## OBJECTIVE
Filter the listing below, copying every line in which the word "Index" appears.

** BEGIN **

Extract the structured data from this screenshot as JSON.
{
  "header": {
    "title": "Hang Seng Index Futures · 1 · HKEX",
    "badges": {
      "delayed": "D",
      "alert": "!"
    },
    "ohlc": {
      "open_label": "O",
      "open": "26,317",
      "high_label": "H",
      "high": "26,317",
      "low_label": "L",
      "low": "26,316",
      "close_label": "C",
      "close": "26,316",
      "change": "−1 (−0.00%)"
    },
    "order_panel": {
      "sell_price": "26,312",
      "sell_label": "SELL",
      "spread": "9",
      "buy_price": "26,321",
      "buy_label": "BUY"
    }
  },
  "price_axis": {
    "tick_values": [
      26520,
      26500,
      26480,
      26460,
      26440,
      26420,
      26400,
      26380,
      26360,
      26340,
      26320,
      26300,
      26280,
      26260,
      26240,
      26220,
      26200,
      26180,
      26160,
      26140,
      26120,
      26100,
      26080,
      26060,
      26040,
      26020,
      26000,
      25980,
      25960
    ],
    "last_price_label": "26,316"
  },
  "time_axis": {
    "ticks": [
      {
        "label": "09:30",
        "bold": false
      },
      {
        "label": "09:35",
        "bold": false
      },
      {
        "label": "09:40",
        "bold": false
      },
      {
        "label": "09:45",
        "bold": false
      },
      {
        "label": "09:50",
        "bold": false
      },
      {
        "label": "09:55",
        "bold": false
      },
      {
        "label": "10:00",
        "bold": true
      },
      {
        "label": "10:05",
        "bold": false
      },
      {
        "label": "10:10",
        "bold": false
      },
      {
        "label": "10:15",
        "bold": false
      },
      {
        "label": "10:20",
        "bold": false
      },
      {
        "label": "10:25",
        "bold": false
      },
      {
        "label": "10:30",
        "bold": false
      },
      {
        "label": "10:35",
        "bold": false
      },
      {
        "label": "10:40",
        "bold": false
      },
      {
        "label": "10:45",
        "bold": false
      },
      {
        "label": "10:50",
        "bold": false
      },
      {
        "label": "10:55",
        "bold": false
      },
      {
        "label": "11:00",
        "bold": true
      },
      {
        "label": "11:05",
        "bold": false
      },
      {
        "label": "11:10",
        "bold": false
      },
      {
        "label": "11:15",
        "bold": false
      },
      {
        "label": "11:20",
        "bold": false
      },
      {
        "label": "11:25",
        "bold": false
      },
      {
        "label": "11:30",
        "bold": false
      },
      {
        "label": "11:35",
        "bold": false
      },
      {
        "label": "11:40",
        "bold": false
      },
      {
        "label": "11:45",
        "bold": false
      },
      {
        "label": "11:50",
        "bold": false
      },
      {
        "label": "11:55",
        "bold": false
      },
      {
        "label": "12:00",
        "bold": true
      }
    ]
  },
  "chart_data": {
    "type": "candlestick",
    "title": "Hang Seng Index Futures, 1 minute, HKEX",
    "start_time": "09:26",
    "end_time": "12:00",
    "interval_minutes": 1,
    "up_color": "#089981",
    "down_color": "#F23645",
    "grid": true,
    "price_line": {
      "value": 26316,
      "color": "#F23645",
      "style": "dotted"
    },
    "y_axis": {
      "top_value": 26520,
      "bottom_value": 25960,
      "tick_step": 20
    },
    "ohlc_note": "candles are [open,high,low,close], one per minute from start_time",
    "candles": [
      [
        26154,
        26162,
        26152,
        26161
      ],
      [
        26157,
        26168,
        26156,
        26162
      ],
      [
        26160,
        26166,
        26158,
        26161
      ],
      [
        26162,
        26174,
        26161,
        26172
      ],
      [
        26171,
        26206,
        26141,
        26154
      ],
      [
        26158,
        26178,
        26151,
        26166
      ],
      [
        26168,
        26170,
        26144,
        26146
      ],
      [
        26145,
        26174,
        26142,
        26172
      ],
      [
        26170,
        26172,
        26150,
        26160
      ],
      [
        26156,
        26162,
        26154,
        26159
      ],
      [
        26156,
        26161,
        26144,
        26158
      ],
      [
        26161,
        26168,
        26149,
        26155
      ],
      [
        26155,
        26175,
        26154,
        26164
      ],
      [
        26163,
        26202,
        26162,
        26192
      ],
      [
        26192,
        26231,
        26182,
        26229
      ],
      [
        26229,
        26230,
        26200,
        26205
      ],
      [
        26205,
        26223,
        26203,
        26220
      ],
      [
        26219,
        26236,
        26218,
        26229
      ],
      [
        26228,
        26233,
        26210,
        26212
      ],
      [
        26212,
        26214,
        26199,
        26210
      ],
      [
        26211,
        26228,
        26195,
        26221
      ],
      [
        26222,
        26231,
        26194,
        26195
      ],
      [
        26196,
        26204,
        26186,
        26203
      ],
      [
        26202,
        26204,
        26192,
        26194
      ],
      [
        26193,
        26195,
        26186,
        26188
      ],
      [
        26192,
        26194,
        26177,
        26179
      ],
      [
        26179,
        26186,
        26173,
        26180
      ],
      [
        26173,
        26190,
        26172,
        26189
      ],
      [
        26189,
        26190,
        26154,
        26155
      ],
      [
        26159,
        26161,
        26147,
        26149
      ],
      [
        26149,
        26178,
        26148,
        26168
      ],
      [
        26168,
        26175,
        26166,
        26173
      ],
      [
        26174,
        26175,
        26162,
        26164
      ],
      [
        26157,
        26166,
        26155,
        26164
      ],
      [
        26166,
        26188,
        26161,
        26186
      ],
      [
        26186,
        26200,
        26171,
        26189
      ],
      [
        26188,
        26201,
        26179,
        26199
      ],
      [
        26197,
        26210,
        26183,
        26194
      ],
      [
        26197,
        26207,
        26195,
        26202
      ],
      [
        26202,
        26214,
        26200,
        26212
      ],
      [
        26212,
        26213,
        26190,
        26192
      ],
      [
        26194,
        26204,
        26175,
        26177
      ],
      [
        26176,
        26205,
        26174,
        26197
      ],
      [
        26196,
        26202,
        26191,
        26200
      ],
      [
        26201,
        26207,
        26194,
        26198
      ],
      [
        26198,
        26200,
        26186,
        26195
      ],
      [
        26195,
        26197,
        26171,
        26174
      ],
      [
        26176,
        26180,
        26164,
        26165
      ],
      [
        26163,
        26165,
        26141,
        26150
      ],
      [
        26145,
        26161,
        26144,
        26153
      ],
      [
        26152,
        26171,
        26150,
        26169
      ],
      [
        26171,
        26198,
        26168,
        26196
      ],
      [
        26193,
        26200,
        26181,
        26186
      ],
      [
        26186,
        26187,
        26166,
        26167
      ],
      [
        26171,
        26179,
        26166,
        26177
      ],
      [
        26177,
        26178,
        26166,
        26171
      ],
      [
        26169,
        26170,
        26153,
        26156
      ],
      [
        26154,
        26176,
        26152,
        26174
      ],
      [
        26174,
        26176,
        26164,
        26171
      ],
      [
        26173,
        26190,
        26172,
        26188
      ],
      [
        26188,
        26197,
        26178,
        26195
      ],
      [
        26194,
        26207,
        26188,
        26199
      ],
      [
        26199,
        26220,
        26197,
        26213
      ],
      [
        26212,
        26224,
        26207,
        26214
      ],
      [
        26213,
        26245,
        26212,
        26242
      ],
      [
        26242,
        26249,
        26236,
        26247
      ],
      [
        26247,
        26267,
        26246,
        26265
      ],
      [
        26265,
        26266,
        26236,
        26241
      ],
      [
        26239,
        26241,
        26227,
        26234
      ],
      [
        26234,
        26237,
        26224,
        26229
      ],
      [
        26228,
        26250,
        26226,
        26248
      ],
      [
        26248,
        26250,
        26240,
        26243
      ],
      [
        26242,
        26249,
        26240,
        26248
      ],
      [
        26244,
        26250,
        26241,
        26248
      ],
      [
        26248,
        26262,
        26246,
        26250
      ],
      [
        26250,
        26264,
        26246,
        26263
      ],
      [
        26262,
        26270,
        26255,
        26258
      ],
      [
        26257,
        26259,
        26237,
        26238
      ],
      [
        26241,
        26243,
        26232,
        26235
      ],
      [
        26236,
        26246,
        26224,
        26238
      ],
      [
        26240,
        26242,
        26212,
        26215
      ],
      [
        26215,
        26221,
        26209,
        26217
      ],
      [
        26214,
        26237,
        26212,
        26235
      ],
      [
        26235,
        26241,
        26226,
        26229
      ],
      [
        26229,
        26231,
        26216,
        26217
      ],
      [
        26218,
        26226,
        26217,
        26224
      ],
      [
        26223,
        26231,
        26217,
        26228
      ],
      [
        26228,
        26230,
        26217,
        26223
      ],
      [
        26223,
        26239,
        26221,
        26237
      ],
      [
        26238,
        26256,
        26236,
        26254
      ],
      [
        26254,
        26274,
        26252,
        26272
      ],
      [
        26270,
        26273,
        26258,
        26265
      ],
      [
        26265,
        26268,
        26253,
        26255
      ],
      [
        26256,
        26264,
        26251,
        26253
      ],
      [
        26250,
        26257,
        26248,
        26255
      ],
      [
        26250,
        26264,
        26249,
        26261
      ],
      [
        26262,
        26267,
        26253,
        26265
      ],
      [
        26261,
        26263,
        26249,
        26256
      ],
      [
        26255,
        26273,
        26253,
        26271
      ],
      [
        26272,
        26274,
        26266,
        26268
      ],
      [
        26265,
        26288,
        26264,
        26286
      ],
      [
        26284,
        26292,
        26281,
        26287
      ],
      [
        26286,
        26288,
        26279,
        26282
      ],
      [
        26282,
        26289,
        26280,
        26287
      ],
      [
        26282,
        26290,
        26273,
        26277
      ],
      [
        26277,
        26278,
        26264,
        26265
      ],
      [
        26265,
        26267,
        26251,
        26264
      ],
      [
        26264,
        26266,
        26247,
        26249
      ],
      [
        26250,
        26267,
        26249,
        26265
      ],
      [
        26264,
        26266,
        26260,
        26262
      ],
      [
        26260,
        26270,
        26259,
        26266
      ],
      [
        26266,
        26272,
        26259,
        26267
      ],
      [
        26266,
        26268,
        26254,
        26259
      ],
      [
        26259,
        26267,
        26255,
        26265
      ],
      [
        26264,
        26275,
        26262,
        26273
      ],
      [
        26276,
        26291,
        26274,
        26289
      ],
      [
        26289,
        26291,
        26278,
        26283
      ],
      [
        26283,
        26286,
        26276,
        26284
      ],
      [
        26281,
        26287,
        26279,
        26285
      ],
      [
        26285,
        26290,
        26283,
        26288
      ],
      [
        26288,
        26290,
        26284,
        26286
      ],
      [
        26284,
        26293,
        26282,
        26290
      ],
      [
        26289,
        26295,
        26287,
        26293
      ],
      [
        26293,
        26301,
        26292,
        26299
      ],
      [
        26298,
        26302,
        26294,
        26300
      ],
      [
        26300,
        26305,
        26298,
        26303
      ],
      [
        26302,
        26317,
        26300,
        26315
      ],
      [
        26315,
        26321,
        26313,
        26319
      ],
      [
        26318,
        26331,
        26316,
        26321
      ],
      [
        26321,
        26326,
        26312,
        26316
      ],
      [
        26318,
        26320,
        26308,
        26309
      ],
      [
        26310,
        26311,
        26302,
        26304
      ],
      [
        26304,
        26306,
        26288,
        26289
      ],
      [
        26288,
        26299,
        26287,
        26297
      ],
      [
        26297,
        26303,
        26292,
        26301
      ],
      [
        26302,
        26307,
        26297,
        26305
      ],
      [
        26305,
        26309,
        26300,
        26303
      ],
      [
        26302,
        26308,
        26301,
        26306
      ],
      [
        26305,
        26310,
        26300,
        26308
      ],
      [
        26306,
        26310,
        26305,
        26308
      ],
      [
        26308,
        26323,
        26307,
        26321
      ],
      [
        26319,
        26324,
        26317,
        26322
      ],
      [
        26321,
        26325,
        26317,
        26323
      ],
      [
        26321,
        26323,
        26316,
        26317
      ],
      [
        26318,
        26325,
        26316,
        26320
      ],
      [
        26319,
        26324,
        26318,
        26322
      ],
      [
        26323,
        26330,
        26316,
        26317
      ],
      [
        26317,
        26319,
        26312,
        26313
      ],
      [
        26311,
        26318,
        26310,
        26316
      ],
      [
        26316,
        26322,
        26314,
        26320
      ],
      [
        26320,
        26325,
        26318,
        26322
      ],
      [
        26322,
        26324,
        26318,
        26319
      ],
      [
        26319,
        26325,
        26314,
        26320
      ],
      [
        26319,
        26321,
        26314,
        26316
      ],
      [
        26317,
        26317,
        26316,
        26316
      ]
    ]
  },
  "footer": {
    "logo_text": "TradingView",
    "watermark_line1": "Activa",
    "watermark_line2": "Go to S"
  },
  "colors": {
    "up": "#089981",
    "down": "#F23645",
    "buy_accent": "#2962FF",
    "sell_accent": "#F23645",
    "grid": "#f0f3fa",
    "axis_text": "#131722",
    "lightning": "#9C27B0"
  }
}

** END **

## RESULT BELOW
    "title": "Hang Seng Index Futures · 1 · HKEX",
    "title": "Hang Seng Index Futures, 1 minute, HKEX",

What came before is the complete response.